+++ Entries shown

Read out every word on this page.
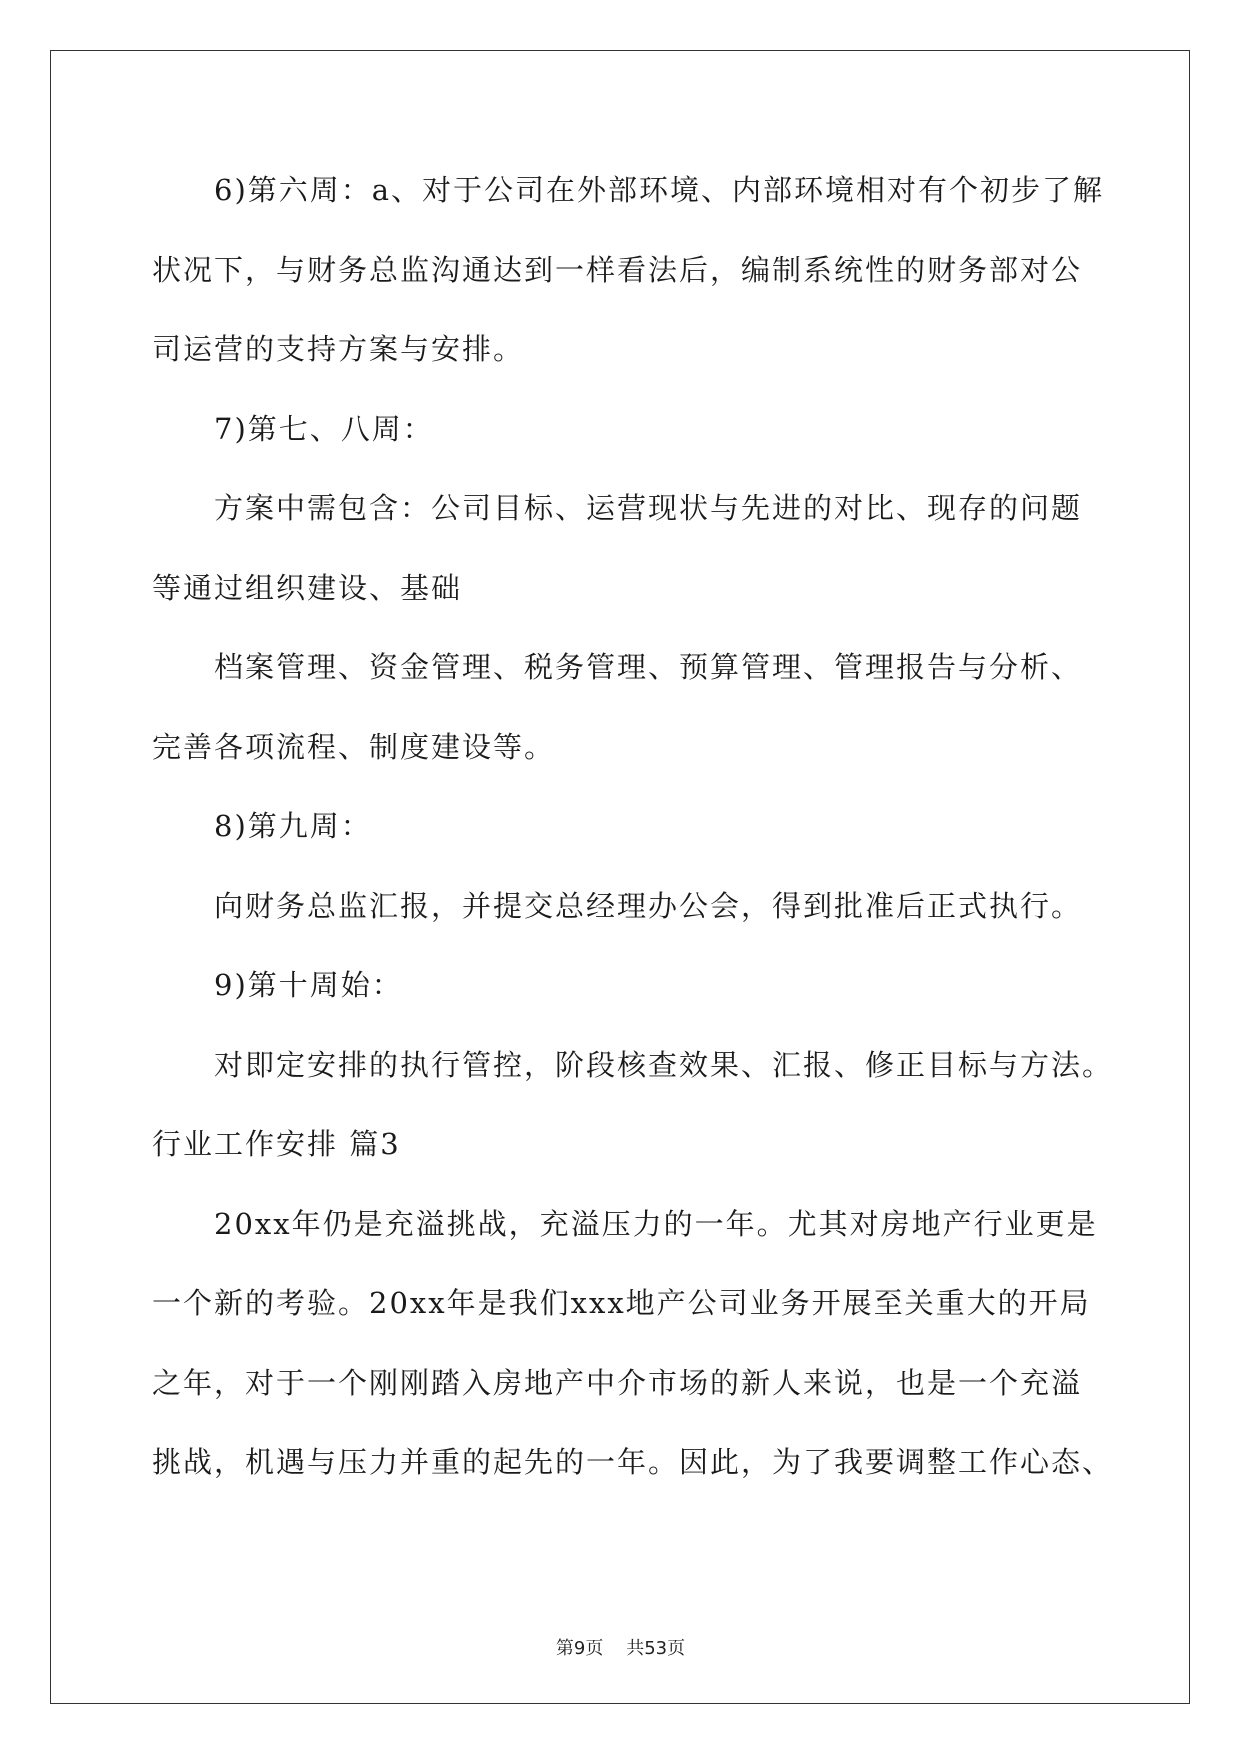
6)第六周：a、对于公司在外部环境、内部环境相对有个初步了解
状况下，与财务总监沟通达到一样看法后，编制系统性的财务部对公
司运营的支持方案与安排。
7)第七、八周：
方案中需包含：公司目标、运营现状与先进的对比、现存的问题
等通过组织建设、基础
档案管理、资金管理、税务管理、预算管理、管理报告与分析、
完善各项流程、制度建设等。
8)第九周：
向财务总监汇报，并提交总经理办公会，得到批准后正式执行。
9)第十周始：
对即定安排的执行管控，阶段核查效果、汇报、修正目标与方法。
行业工作安排 篇3
20xx年仍是充溢挑战，充溢压力的一年。尤其对房地产行业更是
一个新的考验。20xx年是我们xxx地产公司业务开展至关重大的开局
之年，对于一个刚刚踏入房地产中介市场的新人来说，也是一个充溢
挑战，机遇与压力并重的起先的一年。因此，为了我要调整工作心态、
第9页 共53页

++++++

### Task description
Your task is to repeat the data above exactly while excluding the pictures.

### Reply to the task
Read out every word on this page.
6)第六周：a、对于公司在外部环境、内部环境相对有个初步了解
状况下，与财务总监沟通达到一样看法后，编制系统性的财务部对公
司运营的支持方案与安排。
7)第七、八周：
方案中需包含：公司目标、运营现状与先进的对比、现存的问题
等通过组织建设、基础
档案管理、资金管理、税务管理、预算管理、管理报告与分析、
完善各项流程、制度建设等。
8)第九周：
向财务总监汇报，并提交总经理办公会，得到批准后正式执行。
9)第十周始：
对即定安排的执行管控，阶段核查效果、汇报、修正目标与方法。
行业工作安排 篇3
20xx年仍是充溢挑战，充溢压力的一年。尤其对房地产行业更是
一个新的考验。20xx年是我们xxx地产公司业务开展至关重大的开局
之年，对于一个刚刚踏入房地产中介市场的新人来说，也是一个充溢
挑战，机遇与压力并重的起先的一年。因此，为了我要调整工作心态、
第9页 共53页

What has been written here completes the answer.